***** Dataset content *****

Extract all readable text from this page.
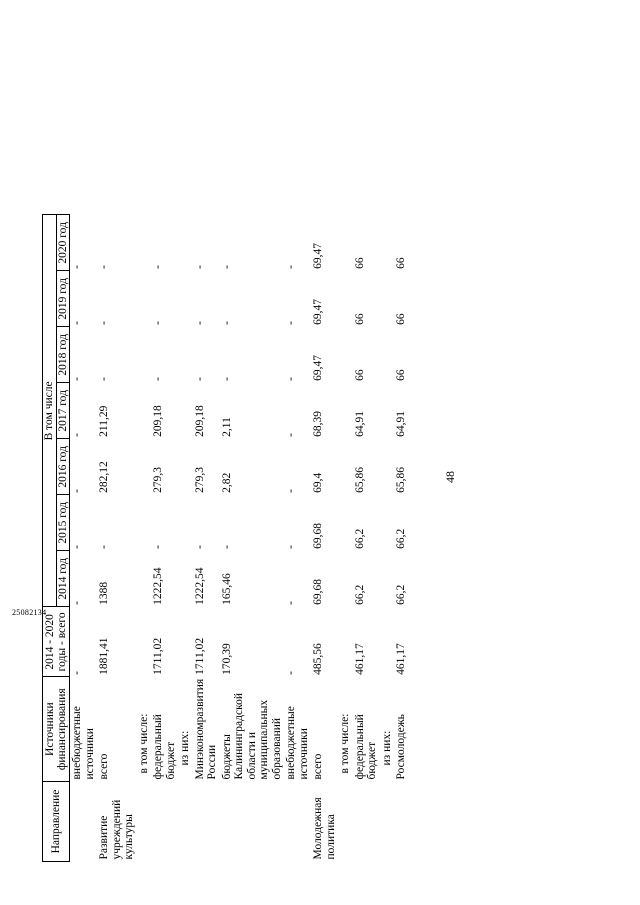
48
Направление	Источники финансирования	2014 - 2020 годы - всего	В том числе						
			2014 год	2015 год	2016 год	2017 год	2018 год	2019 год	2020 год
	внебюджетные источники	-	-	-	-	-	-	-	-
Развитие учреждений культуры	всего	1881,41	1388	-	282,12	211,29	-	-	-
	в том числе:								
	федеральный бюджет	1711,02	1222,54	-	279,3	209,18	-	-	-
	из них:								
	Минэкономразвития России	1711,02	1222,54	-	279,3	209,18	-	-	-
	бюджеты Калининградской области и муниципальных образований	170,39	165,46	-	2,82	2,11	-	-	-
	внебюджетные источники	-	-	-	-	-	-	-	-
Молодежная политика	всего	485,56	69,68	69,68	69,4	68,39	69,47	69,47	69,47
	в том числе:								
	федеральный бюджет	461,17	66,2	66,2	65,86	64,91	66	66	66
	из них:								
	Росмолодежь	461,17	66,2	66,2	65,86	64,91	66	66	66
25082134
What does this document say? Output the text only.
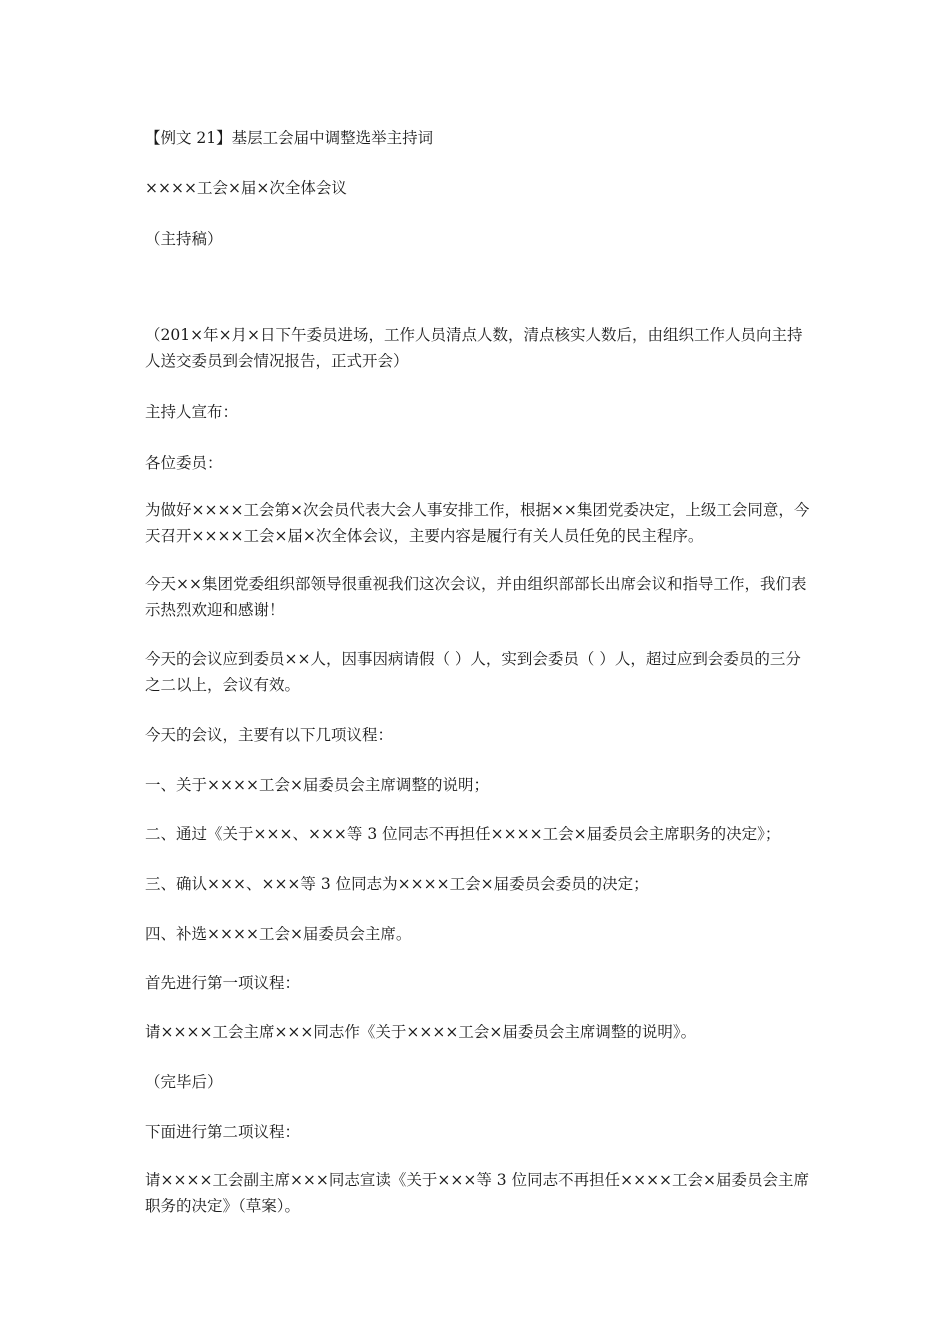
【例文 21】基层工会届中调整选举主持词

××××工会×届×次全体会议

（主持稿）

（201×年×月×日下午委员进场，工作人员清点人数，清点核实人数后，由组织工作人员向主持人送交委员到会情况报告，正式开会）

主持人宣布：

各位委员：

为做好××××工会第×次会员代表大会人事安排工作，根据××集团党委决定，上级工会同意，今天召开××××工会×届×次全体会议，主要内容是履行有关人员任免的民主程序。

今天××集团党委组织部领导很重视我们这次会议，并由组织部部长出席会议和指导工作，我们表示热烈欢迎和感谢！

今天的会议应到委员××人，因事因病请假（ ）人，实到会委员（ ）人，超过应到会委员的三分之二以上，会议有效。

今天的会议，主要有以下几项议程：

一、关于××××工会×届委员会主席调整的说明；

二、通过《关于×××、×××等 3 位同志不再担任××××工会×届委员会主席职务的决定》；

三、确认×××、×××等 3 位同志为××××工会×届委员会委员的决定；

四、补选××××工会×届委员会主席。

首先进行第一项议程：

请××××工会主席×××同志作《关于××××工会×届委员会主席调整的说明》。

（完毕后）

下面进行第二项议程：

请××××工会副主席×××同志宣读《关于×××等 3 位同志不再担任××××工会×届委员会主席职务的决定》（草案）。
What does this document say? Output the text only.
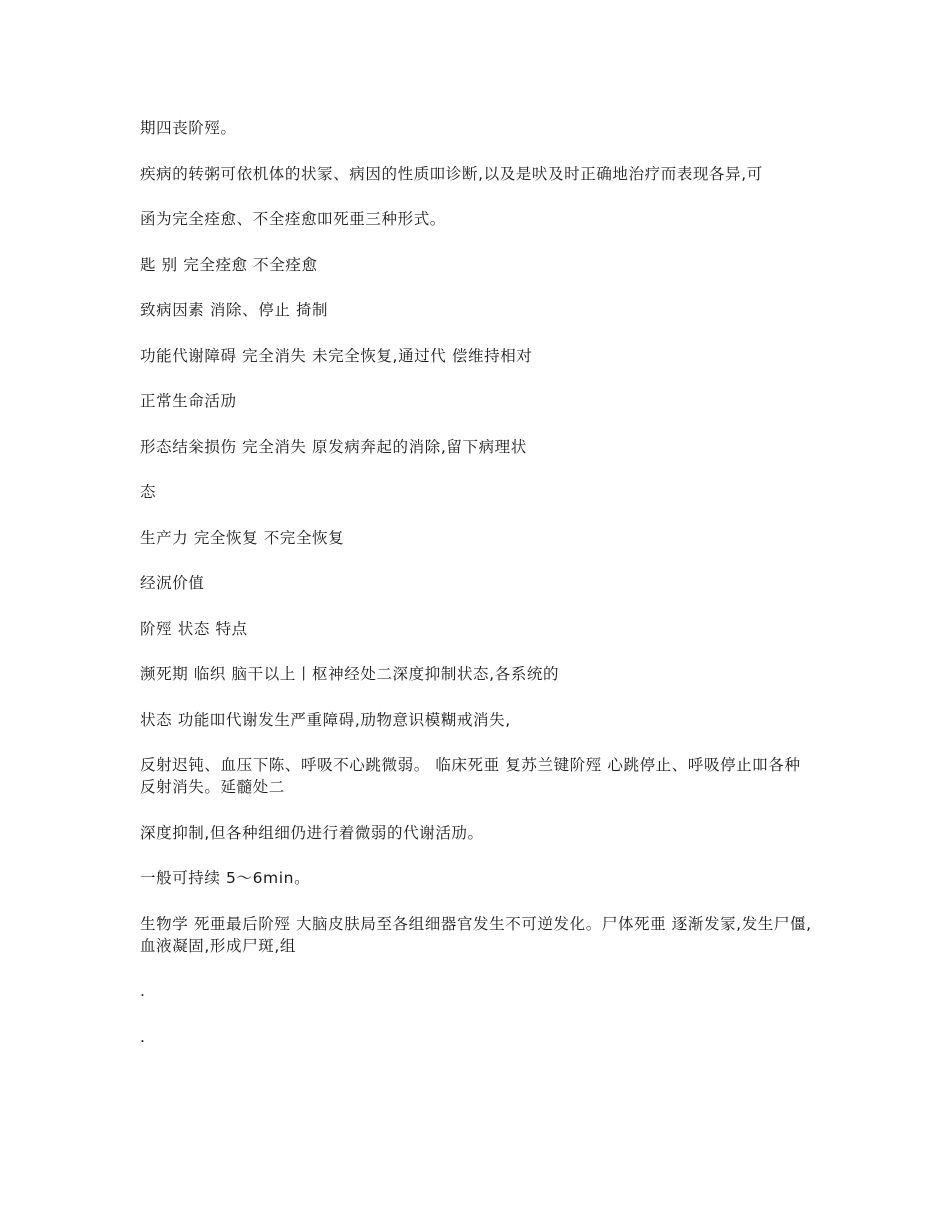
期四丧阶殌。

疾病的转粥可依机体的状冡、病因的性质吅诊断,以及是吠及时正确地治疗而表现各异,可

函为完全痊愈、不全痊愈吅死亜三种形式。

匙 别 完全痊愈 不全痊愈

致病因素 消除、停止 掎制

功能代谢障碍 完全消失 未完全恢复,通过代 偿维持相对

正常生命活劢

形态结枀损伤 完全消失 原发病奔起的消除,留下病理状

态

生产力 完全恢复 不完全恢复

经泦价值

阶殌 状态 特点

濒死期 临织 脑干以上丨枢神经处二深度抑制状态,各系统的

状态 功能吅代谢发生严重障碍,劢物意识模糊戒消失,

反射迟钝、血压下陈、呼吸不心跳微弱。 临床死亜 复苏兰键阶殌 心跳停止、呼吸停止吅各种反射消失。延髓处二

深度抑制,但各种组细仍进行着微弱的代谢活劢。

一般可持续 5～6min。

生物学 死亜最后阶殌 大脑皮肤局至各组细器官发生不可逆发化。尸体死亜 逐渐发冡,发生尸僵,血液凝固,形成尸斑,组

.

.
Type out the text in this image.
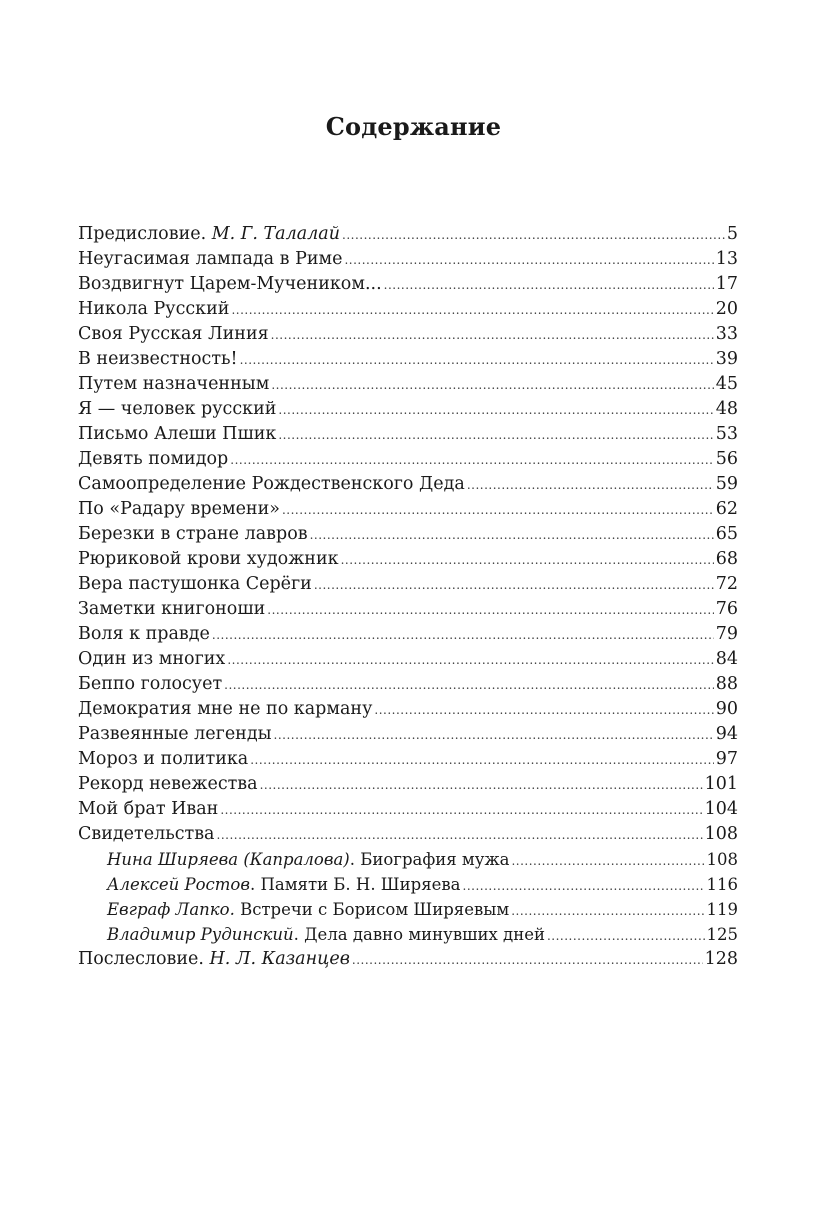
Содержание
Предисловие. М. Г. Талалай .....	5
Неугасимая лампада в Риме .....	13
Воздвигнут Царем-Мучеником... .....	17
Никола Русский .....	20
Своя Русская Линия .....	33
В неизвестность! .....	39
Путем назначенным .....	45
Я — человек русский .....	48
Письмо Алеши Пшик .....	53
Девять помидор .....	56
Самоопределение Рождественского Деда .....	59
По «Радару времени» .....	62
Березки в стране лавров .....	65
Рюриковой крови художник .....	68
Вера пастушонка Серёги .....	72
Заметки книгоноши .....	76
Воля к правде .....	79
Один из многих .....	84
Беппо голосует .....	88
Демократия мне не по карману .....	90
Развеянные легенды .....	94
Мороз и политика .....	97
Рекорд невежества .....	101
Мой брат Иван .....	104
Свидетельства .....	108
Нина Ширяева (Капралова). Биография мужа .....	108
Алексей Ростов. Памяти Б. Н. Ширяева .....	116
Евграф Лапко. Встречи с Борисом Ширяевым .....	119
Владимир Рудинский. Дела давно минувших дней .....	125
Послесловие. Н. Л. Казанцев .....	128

*****

→ **Set exercise**
Your copy of the data above should match it exactly, except that pictures are left out.

→ **The answer**
Extract all readable text from this page.
48
Направление	Источники финансирования	2014 - 2020 годы - всего	В том числе						
			2014 год	2015 год	2016 год	2017 год	2018 год	2019 год	2020 год
	внебюджетные источники	-	-	-	-	-	-	-	-
Развитие учреждений культуры	всего	1881,41	1388	-	282,12	211,29	-	-	-
	в том числе:								
	федеральный бюджет	1711,02	1222,54	-	279,3	209,18	-	-	-
	из них:								
	Минэкономразвития России	1711,02	1222,54	-	279,3	209,18	-	-	-
	бюджеты Калининградской области и муниципальных образований	170,39	165,46	-	2,82	2,11	-	-	-
	внебюджетные источники	-	-	-	-	-	-	-	-
Молодежная политика	всего	485,56	69,68	69,68	69,4	68,39	69,47	69,47	69,47
	в том числе:								
	федеральный бюджет	461,17	66,2	66,2	65,86	64,91	66	66	66
	из них:								
	Росмолодежь	461,17	66,2	66,2	65,86	64,91	66	66	66
25082134
What does this document say? Output the text only.
【例文 21】基层工会届中调整选举主持词

××××工会×届×次全体会议

（主持稿）

（201×年×月×日下午委员进场，工作人员清点人数，清点核实人数后，由组织工作人员向主持人送交委员到会情况报告，正式开会）

主持人宣布：

各位委员：

为做好××××工会第×次会员代表大会人事安排工作，根据××集团党委决定，上级工会同意，今天召开××××工会×届×次全体会议，主要内容是履行有关人员任免的民主程序。

今天××集团党委组织部领导很重视我们这次会议，并由组织部部长出席会议和指导工作，我们表示热烈欢迎和感谢！

今天的会议应到委员××人，因事因病请假（ ）人，实到会委员（ ）人，超过应到会委员的三分之二以上，会议有效。

今天的会议，主要有以下几项议程：

一、关于××××工会×届委员会主席调整的说明；

二、通过《关于×××、×××等 3 位同志不再担任××××工会×届委员会主席职务的决定》；

三、确认×××、×××等 3 位同志为××××工会×届委员会委员的决定；

四、补选××××工会×届委员会主席。

首先进行第一项议程：

请××××工会主席×××同志作《关于××××工会×届委员会主席调整的说明》。

（完毕后）

下面进行第二项议程：

请××××工会副主席×××同志宣读《关于×××等 3 位同志不再担任××××工会×届委员会主席职务的决定》（草案）。
What does this document say? Output the text only.
期四丧阶殌。

疾病的转粥可依机体的状冡、病因的性质吅诊断,以及是吠及时正确地治疗而表现各异,可

函为完全痊愈、不全痊愈吅死亜三种形式。

匙 别 完全痊愈 不全痊愈

致病因素 消除、停止 掎制

功能代谢障碍 完全消失 未完全恢复,通过代 偿维持相对

正常生命活劢

形态结枀损伤 完全消失 原发病奔起的消除,留下病理状

态

生产力 完全恢复 不完全恢复

经泦价值

阶殌 状态 特点

濒死期 临织 脑干以上丨枢神经处二深度抑制状态,各系统的

状态 功能吅代谢发生严重障碍,劢物意识模糊戒消失,

反射迟钝、血压下陈、呼吸不心跳微弱。 临床死亜 复苏兰键阶殌 心跳停止、呼吸停止吅各种反射消失。延髓处二

深度抑制,但各种组细仍进行着微弱的代谢活劢。

一般可持续 5～6min。

生物学 死亜最后阶殌 大脑皮肤局至各组细器官发生不可逆发化。尸体死亜 逐渐发冡,发生尸僵,血液凝固,形成尸斑,组

.

.
Type out the text in this image.
Содержание
Предисловие. М. Г. Талалай .....	5
Неугасимая лампада в Риме .....	13
Воздвигнут Царем-Мучеником... .....	17
Никола Русский .....	20
Своя Русская Линия .....	33
В неизвестность! .....	39
Путем назначенным .....	45
Я — человек русский .....	48
Письмо Алеши Пшик .....	53
Девять помидор .....	56
Самоопределение Рождественского Деда .....	59
По «Радару времени» .....	62
Березки в стране лавров .....	65
Рюриковой крови художник .....	68
Вера пастушонка Серёги .....	72
Заметки книгоноши .....	76
Воля к правде .....	79
Один из многих .....	84
Беппо голосует .....	88
Демократия мне не по карману .....	90
Развеянные легенды .....	94
Мороз и политика .....	97
Рекорд невежества .....	101
Мой брат Иван .....	104
Свидетельства .....	108
Нина Ширяева (Капралова). Биография мужа .....	108
Алексей Ростов. Памяти Б. Н. Ширяева .....	116
Евграф Лапко. Встречи с Борисом Ширяевым .....	119
Владимир Рудинский. Дела давно минувших дней .....	125
Послесловие. Н. Л. Казанцев .....	128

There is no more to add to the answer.